Short task
Each entry must be given again exactly; images do not belong in the copy.
===============
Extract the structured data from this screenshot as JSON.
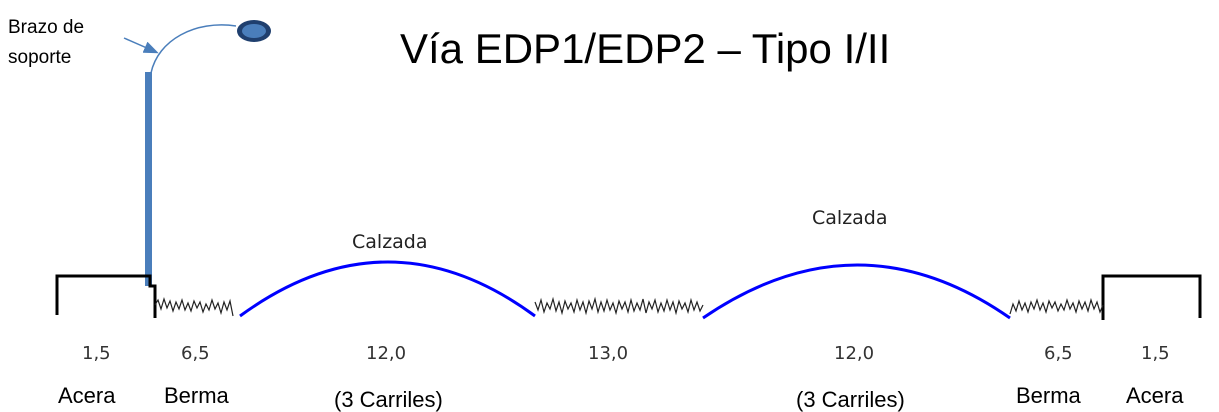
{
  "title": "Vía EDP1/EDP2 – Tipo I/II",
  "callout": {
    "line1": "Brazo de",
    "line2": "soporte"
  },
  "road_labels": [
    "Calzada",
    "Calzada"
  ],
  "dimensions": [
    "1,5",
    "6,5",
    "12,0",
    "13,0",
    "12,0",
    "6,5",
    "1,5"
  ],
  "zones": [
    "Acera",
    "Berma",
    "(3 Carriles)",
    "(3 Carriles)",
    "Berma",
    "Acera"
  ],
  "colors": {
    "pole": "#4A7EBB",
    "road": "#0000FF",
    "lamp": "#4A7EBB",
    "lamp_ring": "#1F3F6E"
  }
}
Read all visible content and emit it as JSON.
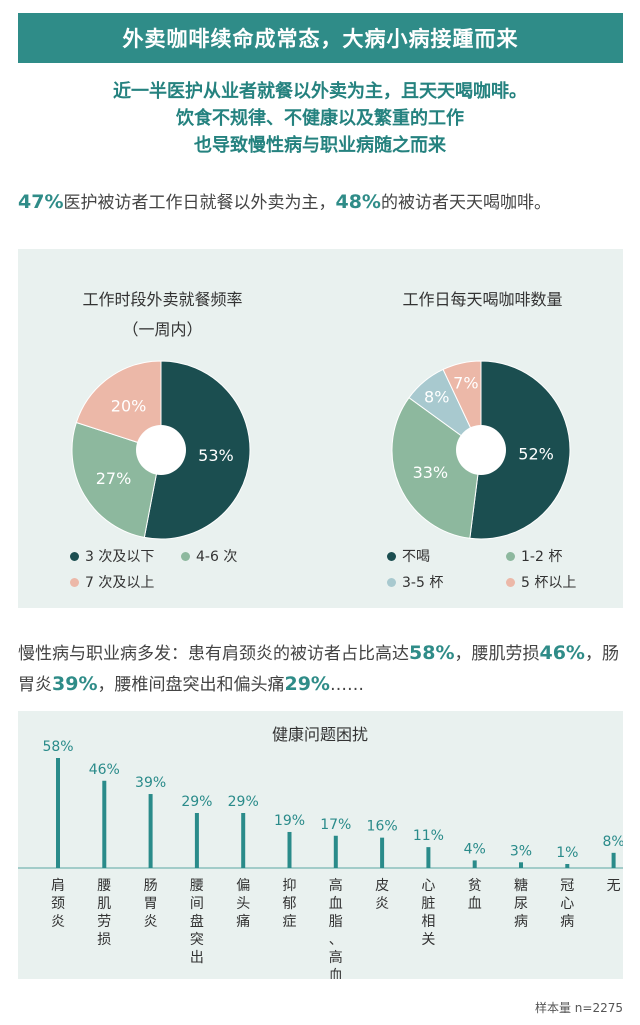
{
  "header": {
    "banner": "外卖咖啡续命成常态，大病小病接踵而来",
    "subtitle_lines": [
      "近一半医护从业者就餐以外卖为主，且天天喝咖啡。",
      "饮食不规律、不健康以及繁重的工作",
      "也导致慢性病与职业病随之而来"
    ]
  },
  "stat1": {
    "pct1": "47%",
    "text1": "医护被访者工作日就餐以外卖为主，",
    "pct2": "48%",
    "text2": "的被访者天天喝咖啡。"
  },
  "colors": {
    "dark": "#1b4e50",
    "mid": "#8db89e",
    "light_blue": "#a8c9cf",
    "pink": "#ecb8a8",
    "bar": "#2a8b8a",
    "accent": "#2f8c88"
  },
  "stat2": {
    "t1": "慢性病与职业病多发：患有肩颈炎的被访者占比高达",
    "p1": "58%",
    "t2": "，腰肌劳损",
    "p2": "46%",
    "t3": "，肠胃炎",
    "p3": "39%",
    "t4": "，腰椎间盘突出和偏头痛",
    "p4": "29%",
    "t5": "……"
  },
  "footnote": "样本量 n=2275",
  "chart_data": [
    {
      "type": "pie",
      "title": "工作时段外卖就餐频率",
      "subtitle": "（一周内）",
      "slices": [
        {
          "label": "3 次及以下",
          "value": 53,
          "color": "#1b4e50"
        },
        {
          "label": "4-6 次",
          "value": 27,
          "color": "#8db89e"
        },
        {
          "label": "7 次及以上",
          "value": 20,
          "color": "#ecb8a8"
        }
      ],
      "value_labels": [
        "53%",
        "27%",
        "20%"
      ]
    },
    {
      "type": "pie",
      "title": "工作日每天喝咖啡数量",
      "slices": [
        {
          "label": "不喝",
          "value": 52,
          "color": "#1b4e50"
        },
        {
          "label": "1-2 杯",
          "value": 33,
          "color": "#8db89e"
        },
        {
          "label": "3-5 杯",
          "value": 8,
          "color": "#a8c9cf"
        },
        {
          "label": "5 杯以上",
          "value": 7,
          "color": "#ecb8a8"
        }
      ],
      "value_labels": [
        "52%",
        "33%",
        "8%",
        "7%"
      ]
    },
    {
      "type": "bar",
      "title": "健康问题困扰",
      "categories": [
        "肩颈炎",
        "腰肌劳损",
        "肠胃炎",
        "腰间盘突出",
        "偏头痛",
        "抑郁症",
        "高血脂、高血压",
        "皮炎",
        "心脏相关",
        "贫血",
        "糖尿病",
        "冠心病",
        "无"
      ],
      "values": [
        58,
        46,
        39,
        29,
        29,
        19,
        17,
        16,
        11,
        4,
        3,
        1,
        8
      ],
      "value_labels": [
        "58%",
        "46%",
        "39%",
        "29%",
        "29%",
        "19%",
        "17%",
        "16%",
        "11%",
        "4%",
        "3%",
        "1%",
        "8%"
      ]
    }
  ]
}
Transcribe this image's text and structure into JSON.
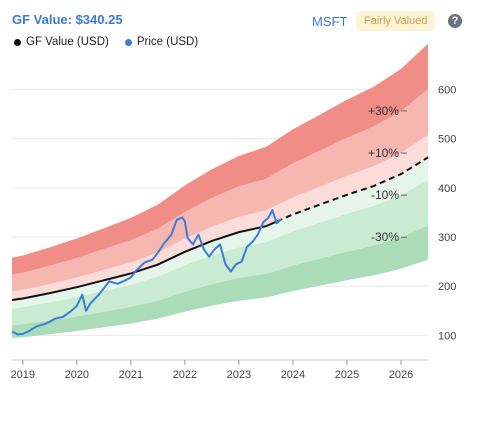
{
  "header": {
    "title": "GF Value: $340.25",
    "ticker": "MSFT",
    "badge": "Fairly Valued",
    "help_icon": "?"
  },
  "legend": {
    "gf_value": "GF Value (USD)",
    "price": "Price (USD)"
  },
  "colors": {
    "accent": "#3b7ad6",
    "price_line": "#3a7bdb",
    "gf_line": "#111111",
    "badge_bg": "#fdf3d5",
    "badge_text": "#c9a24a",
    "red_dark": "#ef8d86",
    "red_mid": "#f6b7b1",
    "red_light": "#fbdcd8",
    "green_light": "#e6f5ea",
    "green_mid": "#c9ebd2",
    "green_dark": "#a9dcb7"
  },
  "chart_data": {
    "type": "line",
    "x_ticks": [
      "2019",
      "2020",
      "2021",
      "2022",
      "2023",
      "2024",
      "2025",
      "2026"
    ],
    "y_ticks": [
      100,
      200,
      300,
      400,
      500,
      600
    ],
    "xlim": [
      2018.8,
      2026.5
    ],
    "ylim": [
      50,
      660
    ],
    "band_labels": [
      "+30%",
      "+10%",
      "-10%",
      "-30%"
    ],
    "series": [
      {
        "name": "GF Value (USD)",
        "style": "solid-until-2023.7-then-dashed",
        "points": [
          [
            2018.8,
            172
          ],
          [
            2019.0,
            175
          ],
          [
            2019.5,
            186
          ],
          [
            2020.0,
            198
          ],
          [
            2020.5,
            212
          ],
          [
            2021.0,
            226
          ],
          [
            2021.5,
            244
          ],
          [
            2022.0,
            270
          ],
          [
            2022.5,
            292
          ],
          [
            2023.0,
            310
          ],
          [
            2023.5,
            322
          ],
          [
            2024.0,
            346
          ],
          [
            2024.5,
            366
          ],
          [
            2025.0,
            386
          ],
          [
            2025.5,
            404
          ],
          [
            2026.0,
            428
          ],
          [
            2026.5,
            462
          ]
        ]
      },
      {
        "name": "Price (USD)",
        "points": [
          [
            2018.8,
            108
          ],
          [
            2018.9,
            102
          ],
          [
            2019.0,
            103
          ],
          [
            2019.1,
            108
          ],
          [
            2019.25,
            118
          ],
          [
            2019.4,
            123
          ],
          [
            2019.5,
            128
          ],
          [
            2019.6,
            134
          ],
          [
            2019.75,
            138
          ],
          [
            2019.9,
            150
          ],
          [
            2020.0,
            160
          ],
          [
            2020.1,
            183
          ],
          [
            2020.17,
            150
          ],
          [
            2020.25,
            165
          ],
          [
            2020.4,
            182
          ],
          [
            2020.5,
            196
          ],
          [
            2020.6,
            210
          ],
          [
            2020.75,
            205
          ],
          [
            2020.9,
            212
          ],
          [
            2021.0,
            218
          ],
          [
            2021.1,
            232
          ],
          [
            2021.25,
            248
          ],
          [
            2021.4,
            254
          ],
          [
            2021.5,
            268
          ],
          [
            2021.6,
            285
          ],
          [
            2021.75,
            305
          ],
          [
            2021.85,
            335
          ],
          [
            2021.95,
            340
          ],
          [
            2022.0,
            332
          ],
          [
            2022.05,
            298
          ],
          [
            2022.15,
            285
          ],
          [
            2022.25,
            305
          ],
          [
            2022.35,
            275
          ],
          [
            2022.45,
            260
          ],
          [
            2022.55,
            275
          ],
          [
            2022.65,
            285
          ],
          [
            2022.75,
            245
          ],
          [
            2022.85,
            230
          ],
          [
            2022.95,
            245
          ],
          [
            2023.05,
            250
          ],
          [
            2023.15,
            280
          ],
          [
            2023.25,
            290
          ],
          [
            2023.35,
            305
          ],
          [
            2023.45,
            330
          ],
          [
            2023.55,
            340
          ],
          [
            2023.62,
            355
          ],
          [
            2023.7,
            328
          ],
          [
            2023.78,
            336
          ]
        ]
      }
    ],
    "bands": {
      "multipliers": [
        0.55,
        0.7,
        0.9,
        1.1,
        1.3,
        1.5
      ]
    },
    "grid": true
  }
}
===============
Answer to this exercise
Extract the structured data from this screenshot as JSON.
{
  "title": "Vía EDP1/EDP2 – Tipo I/II",
  "callout": {
    "line1": "Brazo de",
    "line2": "soporte"
  },
  "road_labels": [
    "Calzada",
    "Calzada"
  ],
  "dimensions": [
    "1,5",
    "6,5",
    "12,0",
    "13,0",
    "12,0",
    "6,5",
    "1,5"
  ],
  "zones": [
    "Acera",
    "Berma",
    "(3 Carriles)",
    "(3 Carriles)",
    "Berma",
    "Acera"
  ],
  "colors": {
    "pole": "#4A7EBB",
    "road": "#0000FF",
    "lamp": "#4A7EBB",
    "lamp_ring": "#1F3F6E"
  }
}
Read all visible content and emit it as JSON.
{
  "header": {
    "banner": "外卖咖啡续命成常态，大病小病接踵而来",
    "subtitle_lines": [
      "近一半医护从业者就餐以外卖为主，且天天喝咖啡。",
      "饮食不规律、不健康以及繁重的工作",
      "也导致慢性病与职业病随之而来"
    ]
  },
  "stat1": {
    "pct1": "47%",
    "text1": "医护被访者工作日就餐以外卖为主，",
    "pct2": "48%",
    "text2": "的被访者天天喝咖啡。"
  },
  "colors": {
    "dark": "#1b4e50",
    "mid": "#8db89e",
    "light_blue": "#a8c9cf",
    "pink": "#ecb8a8",
    "bar": "#2a8b8a",
    "accent": "#2f8c88"
  },
  "stat2": {
    "t1": "慢性病与职业病多发：患有肩颈炎的被访者占比高达",
    "p1": "58%",
    "t2": "，腰肌劳损",
    "p2": "46%",
    "t3": "，肠胃炎",
    "p3": "39%",
    "t4": "，腰椎间盘突出和偏头痛",
    "p4": "29%",
    "t5": "……"
  },
  "footnote": "样本量 n=2275",
  "chart_data": [
    {
      "type": "pie",
      "title": "工作时段外卖就餐频率",
      "subtitle": "（一周内）",
      "slices": [
        {
          "label": "3 次及以下",
          "value": 53,
          "color": "#1b4e50"
        },
        {
          "label": "4-6 次",
          "value": 27,
          "color": "#8db89e"
        },
        {
          "label": "7 次及以上",
          "value": 20,
          "color": "#ecb8a8"
        }
      ],
      "value_labels": [
        "53%",
        "27%",
        "20%"
      ]
    },
    {
      "type": "pie",
      "title": "工作日每天喝咖啡数量",
      "slices": [
        {
          "label": "不喝",
          "value": 52,
          "color": "#1b4e50"
        },
        {
          "label": "1-2 杯",
          "value": 33,
          "color": "#8db89e"
        },
        {
          "label": "3-5 杯",
          "value": 8,
          "color": "#a8c9cf"
        },
        {
          "label": "5 杯以上",
          "value": 7,
          "color": "#ecb8a8"
        }
      ],
      "value_labels": [
        "52%",
        "33%",
        "8%",
        "7%"
      ]
    },
    {
      "type": "bar",
      "title": "健康问题困扰",
      "categories": [
        "肩颈炎",
        "腰肌劳损",
        "肠胃炎",
        "腰间盘突出",
        "偏头痛",
        "抑郁症",
        "高血脂、高血压",
        "皮炎",
        "心脏相关",
        "贫血",
        "糖尿病",
        "冠心病",
        "无"
      ],
      "values": [
        58,
        46,
        39,
        29,
        29,
        19,
        17,
        16,
        11,
        4,
        3,
        1,
        8
      ],
      "value_labels": [
        "58%",
        "46%",
        "39%",
        "29%",
        "29%",
        "19%",
        "17%",
        "16%",
        "11%",
        "4%",
        "3%",
        "1%",
        "8%"
      ]
    }
  ]
}
Transcribe this image's text and structure into JSON.
{
  "header": {
    "title": "GF Value: $340.25",
    "ticker": "MSFT",
    "badge": "Fairly Valued",
    "help_icon": "?"
  },
  "legend": {
    "gf_value": "GF Value (USD)",
    "price": "Price (USD)"
  },
  "colors": {
    "accent": "#3b7ad6",
    "price_line": "#3a7bdb",
    "gf_line": "#111111",
    "badge_bg": "#fdf3d5",
    "badge_text": "#c9a24a",
    "red_dark": "#ef8d86",
    "red_mid": "#f6b7b1",
    "red_light": "#fbdcd8",
    "green_light": "#e6f5ea",
    "green_mid": "#c9ebd2",
    "green_dark": "#a9dcb7"
  },
  "chart_data": {
    "type": "line",
    "x_ticks": [
      "2019",
      "2020",
      "2021",
      "2022",
      "2023",
      "2024",
      "2025",
      "2026"
    ],
    "y_ticks": [
      100,
      200,
      300,
      400,
      500,
      600
    ],
    "xlim": [
      2018.8,
      2026.5
    ],
    "ylim": [
      50,
      660
    ],
    "band_labels": [
      "+30%",
      "+10%",
      "-10%",
      "-30%"
    ],
    "series": [
      {
        "name": "GF Value (USD)",
        "style": "solid-until-2023.7-then-dashed",
        "points": [
          [
            2018.8,
            172
          ],
          [
            2019.0,
            175
          ],
          [
            2019.5,
            186
          ],
          [
            2020.0,
            198
          ],
          [
            2020.5,
            212
          ],
          [
            2021.0,
            226
          ],
          [
            2021.5,
            244
          ],
          [
            2022.0,
            270
          ],
          [
            2022.5,
            292
          ],
          [
            2023.0,
            310
          ],
          [
            2023.5,
            322
          ],
          [
            2024.0,
            346
          ],
          [
            2024.5,
            366
          ],
          [
            2025.0,
            386
          ],
          [
            2025.5,
            404
          ],
          [
            2026.0,
            428
          ],
          [
            2026.5,
            462
          ]
        ]
      },
      {
        "name": "Price (USD)",
        "points": [
          [
            2018.8,
            108
          ],
          [
            2018.9,
            102
          ],
          [
            2019.0,
            103
          ],
          [
            2019.1,
            108
          ],
          [
            2019.25,
            118
          ],
          [
            2019.4,
            123
          ],
          [
            2019.5,
            128
          ],
          [
            2019.6,
            134
          ],
          [
            2019.75,
            138
          ],
          [
            2019.9,
            150
          ],
          [
            2020.0,
            160
          ],
          [
            2020.1,
            183
          ],
          [
            2020.17,
            150
          ],
          [
            2020.25,
            165
          ],
          [
            2020.4,
            182
          ],
          [
            2020.5,
            196
          ],
          [
            2020.6,
            210
          ],
          [
            2020.75,
            205
          ],
          [
            2020.9,
            212
          ],
          [
            2021.0,
            218
          ],
          [
            2021.1,
            232
          ],
          [
            2021.25,
            248
          ],
          [
            2021.4,
            254
          ],
          [
            2021.5,
            268
          ],
          [
            2021.6,
            285
          ],
          [
            2021.75,
            305
          ],
          [
            2021.85,
            335
          ],
          [
            2021.95,
            340
          ],
          [
            2022.0,
            332
          ],
          [
            2022.05,
            298
          ],
          [
            2022.15,
            285
          ],
          [
            2022.25,
            305
          ],
          [
            2022.35,
            275
          ],
          [
            2022.45,
            260
          ],
          [
            2022.55,
            275
          ],
          [
            2022.65,
            285
          ],
          [
            2022.75,
            245
          ],
          [
            2022.85,
            230
          ],
          [
            2022.95,
            245
          ],
          [
            2023.05,
            250
          ],
          [
            2023.15,
            280
          ],
          [
            2023.25,
            290
          ],
          [
            2023.35,
            305
          ],
          [
            2023.45,
            330
          ],
          [
            2023.55,
            340
          ],
          [
            2023.62,
            355
          ],
          [
            2023.7,
            328
          ],
          [
            2023.78,
            336
          ]
        ]
      }
    ],
    "bands": {
      "multipliers": [
        0.55,
        0.7,
        0.9,
        1.1,
        1.3,
        1.5
      ]
    },
    "grid": true
  }
}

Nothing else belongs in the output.